* _WHAT IS NEEDED_:
Each line containing the word "image" must be reported.

* _DATA TO USE_:
** begin **

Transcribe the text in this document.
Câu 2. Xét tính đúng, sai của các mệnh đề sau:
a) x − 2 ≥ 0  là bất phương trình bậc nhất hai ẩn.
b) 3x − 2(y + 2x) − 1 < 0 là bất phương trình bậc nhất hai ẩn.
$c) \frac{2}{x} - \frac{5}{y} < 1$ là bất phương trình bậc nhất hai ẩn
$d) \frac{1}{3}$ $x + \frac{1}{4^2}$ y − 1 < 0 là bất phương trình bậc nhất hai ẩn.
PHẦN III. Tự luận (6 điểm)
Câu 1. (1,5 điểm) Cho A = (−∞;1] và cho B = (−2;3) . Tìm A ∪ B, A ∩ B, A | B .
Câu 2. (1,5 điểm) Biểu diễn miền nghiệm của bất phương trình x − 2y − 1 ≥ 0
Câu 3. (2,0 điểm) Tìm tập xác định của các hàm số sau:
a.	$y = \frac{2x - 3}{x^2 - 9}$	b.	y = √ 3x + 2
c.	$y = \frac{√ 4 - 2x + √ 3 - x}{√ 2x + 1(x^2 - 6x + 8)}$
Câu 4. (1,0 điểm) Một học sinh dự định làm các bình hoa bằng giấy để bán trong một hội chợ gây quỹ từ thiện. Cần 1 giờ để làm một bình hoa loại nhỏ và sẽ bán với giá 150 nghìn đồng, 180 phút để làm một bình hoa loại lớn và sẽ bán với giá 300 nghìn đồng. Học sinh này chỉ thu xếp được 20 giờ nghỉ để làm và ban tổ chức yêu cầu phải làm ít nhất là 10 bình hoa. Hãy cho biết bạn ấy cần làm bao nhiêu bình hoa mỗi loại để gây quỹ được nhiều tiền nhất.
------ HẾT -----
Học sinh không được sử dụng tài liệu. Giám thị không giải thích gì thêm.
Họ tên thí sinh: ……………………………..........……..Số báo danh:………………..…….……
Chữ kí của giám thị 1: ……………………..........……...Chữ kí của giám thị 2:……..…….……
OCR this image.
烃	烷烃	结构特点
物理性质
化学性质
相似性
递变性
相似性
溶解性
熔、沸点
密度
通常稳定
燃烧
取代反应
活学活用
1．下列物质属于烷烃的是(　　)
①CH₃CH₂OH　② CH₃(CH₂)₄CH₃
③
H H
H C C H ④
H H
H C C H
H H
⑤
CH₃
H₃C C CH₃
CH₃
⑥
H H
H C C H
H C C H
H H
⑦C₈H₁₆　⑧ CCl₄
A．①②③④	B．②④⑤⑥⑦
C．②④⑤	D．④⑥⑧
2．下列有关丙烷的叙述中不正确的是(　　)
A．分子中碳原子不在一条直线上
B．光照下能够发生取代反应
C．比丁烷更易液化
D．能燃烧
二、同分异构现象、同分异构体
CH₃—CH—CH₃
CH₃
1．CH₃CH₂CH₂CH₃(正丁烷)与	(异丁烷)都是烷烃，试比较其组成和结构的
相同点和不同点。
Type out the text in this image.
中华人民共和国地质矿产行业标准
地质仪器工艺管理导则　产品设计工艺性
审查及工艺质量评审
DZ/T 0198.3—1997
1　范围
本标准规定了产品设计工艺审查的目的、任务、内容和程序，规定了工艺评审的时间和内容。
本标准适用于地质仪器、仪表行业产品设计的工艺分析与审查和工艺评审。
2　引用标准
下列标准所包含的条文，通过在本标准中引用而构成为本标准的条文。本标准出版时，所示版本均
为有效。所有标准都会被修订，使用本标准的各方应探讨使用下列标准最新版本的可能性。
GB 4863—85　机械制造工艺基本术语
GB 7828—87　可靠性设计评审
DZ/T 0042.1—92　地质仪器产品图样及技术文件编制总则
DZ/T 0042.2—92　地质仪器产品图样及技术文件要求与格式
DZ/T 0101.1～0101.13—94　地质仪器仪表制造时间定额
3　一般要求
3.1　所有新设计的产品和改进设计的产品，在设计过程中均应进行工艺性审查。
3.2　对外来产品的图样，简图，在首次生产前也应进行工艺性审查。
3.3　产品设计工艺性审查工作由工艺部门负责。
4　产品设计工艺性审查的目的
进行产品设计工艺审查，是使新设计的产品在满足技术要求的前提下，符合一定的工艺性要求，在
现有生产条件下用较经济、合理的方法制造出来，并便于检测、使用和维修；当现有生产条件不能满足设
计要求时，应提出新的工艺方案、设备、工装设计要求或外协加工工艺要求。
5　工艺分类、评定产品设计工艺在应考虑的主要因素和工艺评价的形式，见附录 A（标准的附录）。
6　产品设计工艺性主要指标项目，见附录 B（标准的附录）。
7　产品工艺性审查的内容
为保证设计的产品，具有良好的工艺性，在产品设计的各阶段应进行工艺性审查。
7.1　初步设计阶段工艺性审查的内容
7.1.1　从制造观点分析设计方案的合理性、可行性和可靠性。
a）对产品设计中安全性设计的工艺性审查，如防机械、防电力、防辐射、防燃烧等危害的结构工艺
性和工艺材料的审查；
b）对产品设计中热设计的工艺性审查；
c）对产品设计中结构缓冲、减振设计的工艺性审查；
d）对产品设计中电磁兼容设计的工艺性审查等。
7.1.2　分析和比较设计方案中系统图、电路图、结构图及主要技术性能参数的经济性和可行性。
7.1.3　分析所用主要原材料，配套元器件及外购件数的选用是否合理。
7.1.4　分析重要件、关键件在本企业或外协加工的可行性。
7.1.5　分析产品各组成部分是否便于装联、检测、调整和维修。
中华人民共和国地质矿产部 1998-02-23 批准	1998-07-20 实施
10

** end **

* _COMPLETED EXERCISE_:
OCR this image.
Type out the text in this image.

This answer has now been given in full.